— start Given data —

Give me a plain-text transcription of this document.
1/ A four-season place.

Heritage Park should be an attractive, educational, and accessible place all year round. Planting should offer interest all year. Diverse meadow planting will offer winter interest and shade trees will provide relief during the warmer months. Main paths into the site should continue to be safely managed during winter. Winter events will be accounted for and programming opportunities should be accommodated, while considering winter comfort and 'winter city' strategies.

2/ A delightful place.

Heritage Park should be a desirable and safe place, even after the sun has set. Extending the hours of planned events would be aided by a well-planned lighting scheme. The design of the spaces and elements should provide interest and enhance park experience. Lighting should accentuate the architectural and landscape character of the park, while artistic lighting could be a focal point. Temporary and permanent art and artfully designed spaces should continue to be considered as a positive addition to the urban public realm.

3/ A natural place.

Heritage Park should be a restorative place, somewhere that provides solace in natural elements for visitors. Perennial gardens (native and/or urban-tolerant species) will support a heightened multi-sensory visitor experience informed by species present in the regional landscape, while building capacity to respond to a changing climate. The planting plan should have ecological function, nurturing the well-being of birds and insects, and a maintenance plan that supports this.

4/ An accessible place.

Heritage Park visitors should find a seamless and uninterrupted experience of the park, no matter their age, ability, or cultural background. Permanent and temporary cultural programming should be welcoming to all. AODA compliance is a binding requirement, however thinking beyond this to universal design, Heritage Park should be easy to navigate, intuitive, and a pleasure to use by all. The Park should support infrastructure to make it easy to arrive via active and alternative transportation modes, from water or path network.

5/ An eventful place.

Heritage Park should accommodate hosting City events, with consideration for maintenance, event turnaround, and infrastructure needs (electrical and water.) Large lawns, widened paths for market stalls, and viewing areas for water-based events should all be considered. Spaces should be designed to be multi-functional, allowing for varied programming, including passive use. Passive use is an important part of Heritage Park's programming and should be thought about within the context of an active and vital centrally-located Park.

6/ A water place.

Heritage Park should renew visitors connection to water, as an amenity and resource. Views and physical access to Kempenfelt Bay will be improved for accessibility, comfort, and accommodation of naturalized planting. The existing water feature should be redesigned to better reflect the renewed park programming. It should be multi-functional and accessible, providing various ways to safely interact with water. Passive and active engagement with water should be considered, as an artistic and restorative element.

— end Given data —

Given task:
Exactly reproduce every line found in the records.

Written solution:
Give me a plain-text transcription of this document.
1/ A four-season place.

Heritage Park should be an attractive, educational, and accessible place all year round. Planting should offer interest all year. Diverse meadow planting will offer winter interest and shade trees will provide relief during the warmer months. Main paths into the site should continue to be safely managed during winter. Winter events will be accounted for and programming opportunities should be accommodated, while considering winter comfort and 'winter city' strategies.

2/ A delightful place.

Heritage Park should be a desirable and safe place, even after the sun has set. Extending the hours of planned events would be aided by a well-planned lighting scheme. The design of the spaces and elements should provide interest and enhance park experience. Lighting should accentuate the architectural and landscape character of the park, while artistic lighting could be a focal point. Temporary and permanent art and artfully designed spaces should continue to be considered as a positive addition to the urban public realm.

3/ A natural place.

Heritage Park should be a restorative place, somewhere that provides solace in natural elements for visitors. Perennial gardens (native and/or urban-tolerant species) will support a heightened multi-sensory visitor experience informed by species present in the regional landscape, while building capacity to respond to a changing climate. The planting plan should have ecological function, nurturing the well-being of birds and insects, and a maintenance plan that supports this.

4/ An accessible place.

Heritage Park visitors should find a seamless and uninterrupted experience of the park, no matter their age, ability, or cultural background. Permanent and temporary cultural programming should be welcoming to all. AODA compliance is a binding requirement, however thinking beyond this to universal design, Heritage Park should be easy to navigate, intuitive, and a pleasure to use by all. The Park should support infrastructure to make it easy to arrive via active and alternative transportation modes, from water or path network.

5/ An eventful place.

Heritage Park should accommodate hosting City events, with consideration for maintenance, event turnaround, and infrastructure needs (electrical and water.) Large lawns, widened paths for market stalls, and viewing areas for water-based events should all be considered. Spaces should be designed to be multi-functional, allowing for varied programming, including passive use. Passive use is an important part of Heritage Park's programming and should be thought about within the context of an active and vital centrally-located Park.

6/ A water place.

Heritage Park should renew visitors connection to water, as an amenity and resource. Views and physical access to Kempenfelt Bay will be improved for accessibility, comfort, and accommodation of naturalized planting. The existing water feature should be redesigned to better reflect the renewed park programming. It should be multi-functional and accessible, providing various ways to safely interact with water. Passive and active engagement with water should be considered, as an artistic and restorative element.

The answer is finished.